Saved data entries:
|---|
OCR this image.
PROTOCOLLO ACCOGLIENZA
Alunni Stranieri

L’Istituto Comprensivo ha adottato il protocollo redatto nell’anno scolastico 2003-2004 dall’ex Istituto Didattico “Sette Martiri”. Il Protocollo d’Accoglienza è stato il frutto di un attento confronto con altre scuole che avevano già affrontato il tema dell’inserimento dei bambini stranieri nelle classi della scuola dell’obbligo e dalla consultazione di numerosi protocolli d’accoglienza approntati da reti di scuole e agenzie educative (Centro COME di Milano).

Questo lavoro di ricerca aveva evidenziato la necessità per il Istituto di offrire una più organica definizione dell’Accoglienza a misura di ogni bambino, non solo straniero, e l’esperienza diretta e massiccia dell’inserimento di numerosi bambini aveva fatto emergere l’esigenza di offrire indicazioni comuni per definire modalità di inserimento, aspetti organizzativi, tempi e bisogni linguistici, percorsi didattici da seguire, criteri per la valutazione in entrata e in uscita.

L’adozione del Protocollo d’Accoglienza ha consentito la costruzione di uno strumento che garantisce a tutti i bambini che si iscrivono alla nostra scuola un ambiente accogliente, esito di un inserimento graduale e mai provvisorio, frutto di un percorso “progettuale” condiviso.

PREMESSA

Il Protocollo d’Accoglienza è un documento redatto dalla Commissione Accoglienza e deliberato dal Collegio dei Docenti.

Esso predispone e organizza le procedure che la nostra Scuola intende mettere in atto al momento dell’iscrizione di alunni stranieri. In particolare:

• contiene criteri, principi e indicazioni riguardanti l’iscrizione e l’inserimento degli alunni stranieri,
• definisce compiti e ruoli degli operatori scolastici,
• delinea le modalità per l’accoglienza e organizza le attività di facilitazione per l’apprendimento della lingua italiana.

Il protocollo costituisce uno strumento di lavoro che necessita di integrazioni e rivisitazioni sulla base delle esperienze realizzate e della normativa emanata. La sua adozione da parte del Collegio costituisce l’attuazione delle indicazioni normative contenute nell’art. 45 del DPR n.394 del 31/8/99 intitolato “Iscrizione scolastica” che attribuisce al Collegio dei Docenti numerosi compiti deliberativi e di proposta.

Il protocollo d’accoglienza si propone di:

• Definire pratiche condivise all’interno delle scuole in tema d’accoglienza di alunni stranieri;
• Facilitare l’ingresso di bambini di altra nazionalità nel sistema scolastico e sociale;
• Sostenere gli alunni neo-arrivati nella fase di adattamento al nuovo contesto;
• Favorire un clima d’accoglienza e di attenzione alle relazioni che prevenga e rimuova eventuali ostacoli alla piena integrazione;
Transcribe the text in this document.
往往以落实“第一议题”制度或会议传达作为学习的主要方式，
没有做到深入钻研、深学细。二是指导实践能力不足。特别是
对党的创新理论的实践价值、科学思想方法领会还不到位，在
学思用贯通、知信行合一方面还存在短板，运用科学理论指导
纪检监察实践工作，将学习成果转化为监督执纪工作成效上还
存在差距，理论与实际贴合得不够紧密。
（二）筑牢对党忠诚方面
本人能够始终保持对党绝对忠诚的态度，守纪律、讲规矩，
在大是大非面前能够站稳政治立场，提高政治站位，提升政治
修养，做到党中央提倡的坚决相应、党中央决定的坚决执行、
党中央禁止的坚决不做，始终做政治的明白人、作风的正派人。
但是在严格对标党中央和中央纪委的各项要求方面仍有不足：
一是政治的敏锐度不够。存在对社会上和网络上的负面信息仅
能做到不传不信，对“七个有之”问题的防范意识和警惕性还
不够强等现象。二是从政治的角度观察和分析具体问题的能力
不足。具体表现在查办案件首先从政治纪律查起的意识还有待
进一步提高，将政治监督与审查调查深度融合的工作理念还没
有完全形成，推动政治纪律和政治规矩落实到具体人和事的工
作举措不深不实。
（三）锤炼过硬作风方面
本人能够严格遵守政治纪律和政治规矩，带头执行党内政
|---|
Task statement:
Everything from the line with "Transcribe the text in this document." to the end of the listing above needs to be duplicated exactly, both end lines included, with nothing more.

Result of the task:
Transcribe the text in this document.
往往以落实“第一议题”制度或会议传达作为学习的主要方式，
没有做到深入钻研、深学细。二是指导实践能力不足。特别是
对党的创新理论的实践价值、科学思想方法领会还不到位，在
学思用贯通、知信行合一方面还存在短板，运用科学理论指导
纪检监察实践工作，将学习成果转化为监督执纪工作成效上还
存在差距，理论与实际贴合得不够紧密。
（二）筑牢对党忠诚方面
本人能够始终保持对党绝对忠诚的态度，守纪律、讲规矩，
在大是大非面前能够站稳政治立场，提高政治站位，提升政治
修养，做到党中央提倡的坚决相应、党中央决定的坚决执行、
党中央禁止的坚决不做，始终做政治的明白人、作风的正派人。
但是在严格对标党中央和中央纪委的各项要求方面仍有不足：
一是政治的敏锐度不够。存在对社会上和网络上的负面信息仅
能做到不传不信，对“七个有之”问题的防范意识和警惕性还
不够强等现象。二是从政治的角度观察和分析具体问题的能力
不足。具体表现在查办案件首先从政治纪律查起的意识还有待
进一步提高，将政治监督与审查调查深度融合的工作理念还没
有完全形成，推动政治纪律和政治规矩落实到具体人和事的工
作举措不深不实。
（三）锤炼过硬作风方面
本人能够严格遵守政治纪律和政治规矩，带头执行党内政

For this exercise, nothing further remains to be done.